* Task to complete:
Where the string "fonctionnent" occurs in the material below, report the whole line.

* Exercise material:
━━━━━━━━━━━━━━━━

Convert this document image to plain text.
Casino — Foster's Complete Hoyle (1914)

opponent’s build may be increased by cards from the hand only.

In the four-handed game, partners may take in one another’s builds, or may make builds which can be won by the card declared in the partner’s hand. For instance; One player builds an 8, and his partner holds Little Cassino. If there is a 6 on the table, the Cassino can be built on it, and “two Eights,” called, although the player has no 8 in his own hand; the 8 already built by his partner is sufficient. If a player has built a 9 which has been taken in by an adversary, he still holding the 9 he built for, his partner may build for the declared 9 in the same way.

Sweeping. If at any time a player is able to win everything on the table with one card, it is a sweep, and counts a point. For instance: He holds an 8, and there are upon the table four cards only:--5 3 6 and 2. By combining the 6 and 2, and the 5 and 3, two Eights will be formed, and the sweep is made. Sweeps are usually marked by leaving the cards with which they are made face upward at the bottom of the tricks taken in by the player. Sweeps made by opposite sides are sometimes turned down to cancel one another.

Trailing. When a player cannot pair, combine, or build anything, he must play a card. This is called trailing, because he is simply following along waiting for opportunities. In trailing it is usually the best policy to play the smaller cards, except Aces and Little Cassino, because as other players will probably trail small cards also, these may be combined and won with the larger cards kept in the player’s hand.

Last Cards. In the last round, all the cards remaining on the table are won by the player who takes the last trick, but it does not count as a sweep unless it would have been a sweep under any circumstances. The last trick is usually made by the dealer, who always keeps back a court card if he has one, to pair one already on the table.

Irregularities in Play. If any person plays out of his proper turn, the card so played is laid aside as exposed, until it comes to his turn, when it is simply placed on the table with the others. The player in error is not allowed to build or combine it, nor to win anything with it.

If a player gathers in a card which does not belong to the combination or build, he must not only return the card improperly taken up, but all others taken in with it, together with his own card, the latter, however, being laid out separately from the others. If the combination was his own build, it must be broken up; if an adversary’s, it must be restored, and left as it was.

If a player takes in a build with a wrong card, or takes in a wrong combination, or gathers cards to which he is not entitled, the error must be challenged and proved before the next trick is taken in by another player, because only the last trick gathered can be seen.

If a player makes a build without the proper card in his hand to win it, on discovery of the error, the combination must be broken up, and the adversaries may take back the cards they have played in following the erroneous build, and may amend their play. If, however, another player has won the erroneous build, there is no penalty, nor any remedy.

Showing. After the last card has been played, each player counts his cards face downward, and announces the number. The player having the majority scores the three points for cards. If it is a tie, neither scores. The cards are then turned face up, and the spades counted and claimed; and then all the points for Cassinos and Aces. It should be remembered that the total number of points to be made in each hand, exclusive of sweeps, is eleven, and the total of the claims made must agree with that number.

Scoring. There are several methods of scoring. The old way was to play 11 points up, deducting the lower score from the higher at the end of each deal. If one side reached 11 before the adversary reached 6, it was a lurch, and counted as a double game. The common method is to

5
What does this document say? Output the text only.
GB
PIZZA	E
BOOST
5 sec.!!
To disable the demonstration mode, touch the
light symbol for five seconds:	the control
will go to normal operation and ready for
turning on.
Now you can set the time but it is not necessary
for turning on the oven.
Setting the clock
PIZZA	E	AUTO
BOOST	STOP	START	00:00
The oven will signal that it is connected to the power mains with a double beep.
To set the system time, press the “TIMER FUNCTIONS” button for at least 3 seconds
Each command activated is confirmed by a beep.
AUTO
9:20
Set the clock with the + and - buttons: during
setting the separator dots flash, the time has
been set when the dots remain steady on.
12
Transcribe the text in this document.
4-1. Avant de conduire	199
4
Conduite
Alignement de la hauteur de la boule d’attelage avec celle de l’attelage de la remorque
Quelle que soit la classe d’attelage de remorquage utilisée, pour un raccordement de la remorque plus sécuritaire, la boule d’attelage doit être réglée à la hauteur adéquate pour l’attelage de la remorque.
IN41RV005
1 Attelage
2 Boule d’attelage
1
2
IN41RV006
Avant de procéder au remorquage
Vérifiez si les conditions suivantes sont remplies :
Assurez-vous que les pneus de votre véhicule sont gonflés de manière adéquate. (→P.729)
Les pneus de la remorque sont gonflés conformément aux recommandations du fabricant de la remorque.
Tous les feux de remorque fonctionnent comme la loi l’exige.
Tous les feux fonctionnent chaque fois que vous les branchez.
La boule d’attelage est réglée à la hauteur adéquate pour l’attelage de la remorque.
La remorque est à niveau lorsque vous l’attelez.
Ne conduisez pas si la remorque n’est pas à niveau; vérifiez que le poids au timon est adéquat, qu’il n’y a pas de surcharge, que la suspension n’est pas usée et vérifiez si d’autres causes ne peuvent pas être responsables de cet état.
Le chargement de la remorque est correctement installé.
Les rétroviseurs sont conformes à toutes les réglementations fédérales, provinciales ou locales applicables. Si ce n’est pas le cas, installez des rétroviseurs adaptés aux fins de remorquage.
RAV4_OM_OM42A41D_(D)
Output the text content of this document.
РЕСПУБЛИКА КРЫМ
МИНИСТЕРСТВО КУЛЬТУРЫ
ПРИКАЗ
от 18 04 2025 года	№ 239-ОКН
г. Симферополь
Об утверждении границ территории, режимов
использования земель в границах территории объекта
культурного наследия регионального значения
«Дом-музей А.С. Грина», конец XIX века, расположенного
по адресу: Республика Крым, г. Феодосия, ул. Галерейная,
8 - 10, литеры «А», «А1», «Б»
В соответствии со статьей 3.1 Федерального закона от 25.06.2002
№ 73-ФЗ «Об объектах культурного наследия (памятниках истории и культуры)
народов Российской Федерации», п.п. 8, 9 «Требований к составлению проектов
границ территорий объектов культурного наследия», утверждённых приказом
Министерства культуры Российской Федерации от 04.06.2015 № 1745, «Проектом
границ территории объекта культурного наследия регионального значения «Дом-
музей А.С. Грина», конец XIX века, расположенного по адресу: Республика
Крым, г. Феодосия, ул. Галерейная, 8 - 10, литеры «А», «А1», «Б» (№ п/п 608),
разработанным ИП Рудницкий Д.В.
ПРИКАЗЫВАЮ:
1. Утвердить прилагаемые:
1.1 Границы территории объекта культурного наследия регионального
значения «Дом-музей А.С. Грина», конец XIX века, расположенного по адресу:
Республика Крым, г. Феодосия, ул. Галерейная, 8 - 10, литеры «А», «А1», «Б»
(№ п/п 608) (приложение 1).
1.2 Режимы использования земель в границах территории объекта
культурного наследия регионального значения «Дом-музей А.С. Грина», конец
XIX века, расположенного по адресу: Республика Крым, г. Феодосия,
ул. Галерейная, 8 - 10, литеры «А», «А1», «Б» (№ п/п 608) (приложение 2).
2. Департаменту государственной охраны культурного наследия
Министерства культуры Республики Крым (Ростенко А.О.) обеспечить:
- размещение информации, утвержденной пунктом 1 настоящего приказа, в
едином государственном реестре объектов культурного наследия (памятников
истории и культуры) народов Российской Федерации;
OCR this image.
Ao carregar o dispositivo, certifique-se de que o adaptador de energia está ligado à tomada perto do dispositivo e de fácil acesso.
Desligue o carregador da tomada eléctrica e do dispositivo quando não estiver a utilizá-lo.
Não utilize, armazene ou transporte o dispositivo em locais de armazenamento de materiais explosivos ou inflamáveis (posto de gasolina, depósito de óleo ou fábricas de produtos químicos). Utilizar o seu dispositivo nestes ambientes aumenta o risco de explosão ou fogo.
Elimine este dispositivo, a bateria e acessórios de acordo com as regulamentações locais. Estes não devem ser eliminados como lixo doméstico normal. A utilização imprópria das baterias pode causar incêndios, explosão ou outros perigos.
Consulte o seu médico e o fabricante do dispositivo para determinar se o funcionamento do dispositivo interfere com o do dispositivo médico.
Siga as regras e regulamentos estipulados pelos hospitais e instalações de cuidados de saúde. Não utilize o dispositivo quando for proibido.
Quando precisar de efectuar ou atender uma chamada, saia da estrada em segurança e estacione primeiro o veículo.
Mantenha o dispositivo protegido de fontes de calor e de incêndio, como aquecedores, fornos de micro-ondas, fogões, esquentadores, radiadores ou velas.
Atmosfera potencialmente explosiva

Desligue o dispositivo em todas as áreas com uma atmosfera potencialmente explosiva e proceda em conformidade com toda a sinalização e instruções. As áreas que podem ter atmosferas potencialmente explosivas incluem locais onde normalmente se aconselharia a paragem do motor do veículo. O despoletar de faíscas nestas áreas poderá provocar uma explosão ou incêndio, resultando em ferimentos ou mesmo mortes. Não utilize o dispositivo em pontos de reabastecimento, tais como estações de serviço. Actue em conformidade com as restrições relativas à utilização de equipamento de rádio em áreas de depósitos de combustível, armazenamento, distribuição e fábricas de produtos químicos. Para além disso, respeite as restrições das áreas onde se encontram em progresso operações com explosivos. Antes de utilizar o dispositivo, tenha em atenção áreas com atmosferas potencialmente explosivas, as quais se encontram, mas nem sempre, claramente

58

━━━━━━━━━━━━━━━━

* Solution:
Tous les feux de remorque fonctionnent comme la loi l’exige.
Tous les feux fonctionnent chaque fois que vous les branchez.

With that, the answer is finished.